Objective: Copy every line of the entries below verbatim, with no changes.

Available data:

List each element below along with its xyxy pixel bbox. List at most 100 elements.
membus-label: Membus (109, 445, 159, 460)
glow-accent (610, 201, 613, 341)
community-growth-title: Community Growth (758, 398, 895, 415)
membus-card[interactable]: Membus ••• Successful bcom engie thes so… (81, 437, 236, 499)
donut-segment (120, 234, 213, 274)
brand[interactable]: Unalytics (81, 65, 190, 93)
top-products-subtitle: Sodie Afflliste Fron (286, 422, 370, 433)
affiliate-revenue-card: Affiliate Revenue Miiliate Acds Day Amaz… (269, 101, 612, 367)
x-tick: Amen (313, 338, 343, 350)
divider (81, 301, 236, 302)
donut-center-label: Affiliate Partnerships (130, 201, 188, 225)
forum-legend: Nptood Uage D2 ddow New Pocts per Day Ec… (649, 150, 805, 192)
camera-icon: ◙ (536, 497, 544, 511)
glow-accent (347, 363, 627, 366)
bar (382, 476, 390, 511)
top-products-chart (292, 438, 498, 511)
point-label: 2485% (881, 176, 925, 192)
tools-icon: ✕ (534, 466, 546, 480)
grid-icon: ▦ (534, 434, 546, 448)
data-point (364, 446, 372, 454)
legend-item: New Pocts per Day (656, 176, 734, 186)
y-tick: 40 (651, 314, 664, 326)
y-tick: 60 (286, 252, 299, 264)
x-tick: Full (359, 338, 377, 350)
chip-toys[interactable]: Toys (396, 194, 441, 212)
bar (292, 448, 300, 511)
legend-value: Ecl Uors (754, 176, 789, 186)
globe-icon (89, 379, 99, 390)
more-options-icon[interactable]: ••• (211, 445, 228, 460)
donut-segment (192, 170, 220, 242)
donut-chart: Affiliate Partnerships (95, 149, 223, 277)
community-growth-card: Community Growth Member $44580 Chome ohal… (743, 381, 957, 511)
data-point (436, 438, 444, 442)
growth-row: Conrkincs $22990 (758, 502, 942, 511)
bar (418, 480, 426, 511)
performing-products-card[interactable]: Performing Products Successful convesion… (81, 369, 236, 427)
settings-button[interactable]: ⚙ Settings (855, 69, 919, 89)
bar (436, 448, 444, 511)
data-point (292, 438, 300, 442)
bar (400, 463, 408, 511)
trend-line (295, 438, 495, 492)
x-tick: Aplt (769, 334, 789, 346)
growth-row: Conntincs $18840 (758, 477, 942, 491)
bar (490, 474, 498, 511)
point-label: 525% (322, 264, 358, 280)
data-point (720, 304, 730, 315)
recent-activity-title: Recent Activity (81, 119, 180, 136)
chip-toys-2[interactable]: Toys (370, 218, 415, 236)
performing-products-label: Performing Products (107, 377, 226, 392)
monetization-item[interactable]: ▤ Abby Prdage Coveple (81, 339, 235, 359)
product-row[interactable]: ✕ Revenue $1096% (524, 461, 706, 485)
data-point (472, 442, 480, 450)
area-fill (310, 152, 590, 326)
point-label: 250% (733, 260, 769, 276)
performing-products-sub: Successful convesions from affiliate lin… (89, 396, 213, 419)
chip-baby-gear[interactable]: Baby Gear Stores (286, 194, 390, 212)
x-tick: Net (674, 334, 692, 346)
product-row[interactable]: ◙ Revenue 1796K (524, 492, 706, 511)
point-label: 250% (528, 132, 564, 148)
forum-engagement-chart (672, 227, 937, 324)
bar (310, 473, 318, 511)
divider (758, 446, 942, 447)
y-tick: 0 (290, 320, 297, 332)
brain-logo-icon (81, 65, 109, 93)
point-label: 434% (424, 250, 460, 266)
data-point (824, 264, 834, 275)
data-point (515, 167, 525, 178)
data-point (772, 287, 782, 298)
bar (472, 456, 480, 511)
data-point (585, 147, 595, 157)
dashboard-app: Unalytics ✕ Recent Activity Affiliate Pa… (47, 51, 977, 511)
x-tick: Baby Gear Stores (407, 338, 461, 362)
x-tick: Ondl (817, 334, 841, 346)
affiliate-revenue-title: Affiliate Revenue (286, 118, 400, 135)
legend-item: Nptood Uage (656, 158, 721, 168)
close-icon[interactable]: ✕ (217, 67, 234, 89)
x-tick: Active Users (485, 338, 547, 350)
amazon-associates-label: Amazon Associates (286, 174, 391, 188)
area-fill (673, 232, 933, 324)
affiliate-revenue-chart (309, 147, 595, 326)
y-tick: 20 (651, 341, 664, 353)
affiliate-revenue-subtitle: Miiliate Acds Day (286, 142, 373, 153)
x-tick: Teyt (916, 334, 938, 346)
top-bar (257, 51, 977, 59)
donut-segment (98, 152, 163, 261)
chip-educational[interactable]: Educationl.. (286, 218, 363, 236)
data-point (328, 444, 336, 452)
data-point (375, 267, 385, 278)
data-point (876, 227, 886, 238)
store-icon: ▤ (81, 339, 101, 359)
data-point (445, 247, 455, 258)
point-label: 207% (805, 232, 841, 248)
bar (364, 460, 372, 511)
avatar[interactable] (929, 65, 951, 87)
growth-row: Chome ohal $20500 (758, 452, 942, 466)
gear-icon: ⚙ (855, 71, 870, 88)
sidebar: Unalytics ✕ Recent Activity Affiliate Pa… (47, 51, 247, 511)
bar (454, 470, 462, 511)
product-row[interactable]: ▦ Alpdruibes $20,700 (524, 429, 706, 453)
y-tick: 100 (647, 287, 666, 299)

Task output:
List each element below along with its xyxy pixel bbox. List at most 100 elements.
membus-label: Membus (109, 445, 159, 460)
glow-accent (610, 201, 613, 341)
community-growth-title: Community Growth (758, 398, 895, 415)
membus-card[interactable]: Membus ••• Successful bcom engie thes so… (81, 437, 236, 499)
donut-segment (120, 234, 213, 274)
brand[interactable]: Unalytics (81, 65, 190, 93)
top-products-subtitle: Sodie Afflliste Fron (286, 422, 370, 433)
affiliate-revenue-card: Affiliate Revenue Miiliate Acds Day Amaz… (269, 101, 612, 367)
x-tick: Amen (313, 338, 343, 350)
divider (81, 301, 236, 302)
donut-center-label: Affiliate Partnerships (130, 201, 188, 225)
forum-legend: Nptood Uage D2 ddow New Pocts per Day Ec… (649, 150, 805, 192)
camera-icon: ◙ (536, 497, 544, 511)
glow-accent (347, 363, 627, 366)
bar (382, 476, 390, 511)
top-products-chart (292, 438, 498, 511)
point-label: 2485% (881, 176, 925, 192)
tools-icon: ✕ (534, 466, 546, 480)
grid-icon: ▦ (534, 434, 546, 448)
data-point (364, 446, 372, 454)
legend-item: New Pocts per Day (656, 176, 734, 186)
y-tick: 40 (651, 314, 664, 326)
y-tick: 60 (286, 252, 299, 264)
x-tick: Full (359, 338, 377, 350)
chip-toys[interactable]: Toys (396, 194, 441, 212)
bar (292, 448, 300, 511)
legend-value: Ecl Uors (754, 176, 789, 186)
globe-icon (89, 379, 99, 390)
more-options-icon[interactable]: ••• (211, 445, 228, 460)
donut-segment (192, 170, 220, 242)
donut-chart: Affiliate Partnerships (95, 149, 223, 277)
community-growth-card: Community Growth Member $44580 Chome ohal… (743, 381, 957, 511)
data-point (436, 438, 444, 442)
growth-row: Conrkincs $22990 (758, 502, 942, 511)
bar (418, 480, 426, 511)
performing-products-card[interactable]: Performing Products Successful convesion… (81, 369, 236, 427)
settings-button[interactable]: ⚙ Settings (855, 69, 919, 89)
bar (436, 448, 444, 511)
data-point (292, 438, 300, 442)
bar (400, 463, 408, 511)
trend-line (295, 438, 495, 492)
x-tick: Aplt (769, 334, 789, 346)
growth-row: Conntincs $18840 (758, 477, 942, 491)
bar (490, 474, 498, 511)
point-label: 525% (322, 264, 358, 280)
data-point (720, 304, 730, 315)
recent-activity-title: Recent Activity (81, 119, 180, 136)
chip-toys-2[interactable]: Toys (370, 218, 415, 236)
performing-products-label: Performing Products (107, 377, 226, 392)
monetization-item[interactable]: ▤ Abby Prdage Coveple (81, 339, 235, 359)
product-row[interactable]: ✕ Revenue $1096% (524, 461, 706, 485)
data-point (472, 442, 480, 450)
area-fill (310, 152, 590, 326)
point-label: 250% (733, 260, 769, 276)
performing-products-sub: Successful convesions from affiliate lin… (89, 396, 213, 419)
chip-baby-gear[interactable]: Baby Gear Stores (286, 194, 390, 212)
x-tick: Net (674, 334, 692, 346)
product-row[interactable]: ◙ Revenue 1796K (524, 492, 706, 511)
point-label: 250% (528, 132, 564, 148)
forum-engagement-chart (672, 227, 937, 324)
bar (310, 473, 318, 511)
divider (758, 446, 942, 447)
y-tick: 0 (290, 320, 297, 332)
brain-logo-icon (81, 65, 109, 93)
point-label: 434% (424, 250, 460, 266)
data-point (824, 264, 834, 275)
data-point (515, 167, 525, 178)
data-point (772, 287, 782, 298)
bar (472, 456, 480, 511)
data-point (585, 147, 595, 157)
dashboard-app: Unalytics ✕ Recent Activity Affiliate Pa… (47, 51, 977, 511)
x-tick: Baby Gear Stores (407, 338, 461, 362)
x-tick: Ondl (817, 334, 841, 346)
affiliate-revenue-title: Affiliate Revenue (286, 118, 400, 135)
legend-item: Nptood Uage (656, 158, 721, 168)
close-icon[interactable]: ✕ (217, 67, 234, 89)
x-tick: Active Users (485, 338, 547, 350)
amazon-associates-label: Amazon Associates (286, 174, 391, 188)
area-fill (673, 232, 933, 324)
affiliate-revenue-chart (309, 147, 595, 326)
y-tick: 20 (651, 341, 664, 353)
affiliate-revenue-subtitle: Miiliate Acds Day (286, 142, 373, 153)
x-tick: Teyt (916, 334, 938, 346)
top-bar (257, 51, 977, 59)
donut-segment (98, 152, 163, 261)
chip-educational[interactable]: Educationl.. (286, 218, 363, 236)
data-point (328, 444, 336, 452)
data-point (375, 267, 385, 278)
data-point (876, 227, 886, 238)
store-icon: ▤ (81, 339, 101, 359)
data-point (445, 247, 455, 258)
point-label: 207% (805, 232, 841, 248)
bar (364, 460, 372, 511)
avatar[interactable] (929, 65, 951, 87)
growth-row: Chome ohal $20500 (758, 452, 942, 466)
gear-icon: ⚙ (855, 71, 870, 88)
sidebar: Unalytics ✕ Recent Activity Affiliate Pa… (47, 51, 247, 511)
bar (454, 470, 462, 511)
product-row[interactable]: ▦ Alpdruibes $20,700 (524, 429, 706, 453)
y-tick: 100 (647, 287, 666, 299)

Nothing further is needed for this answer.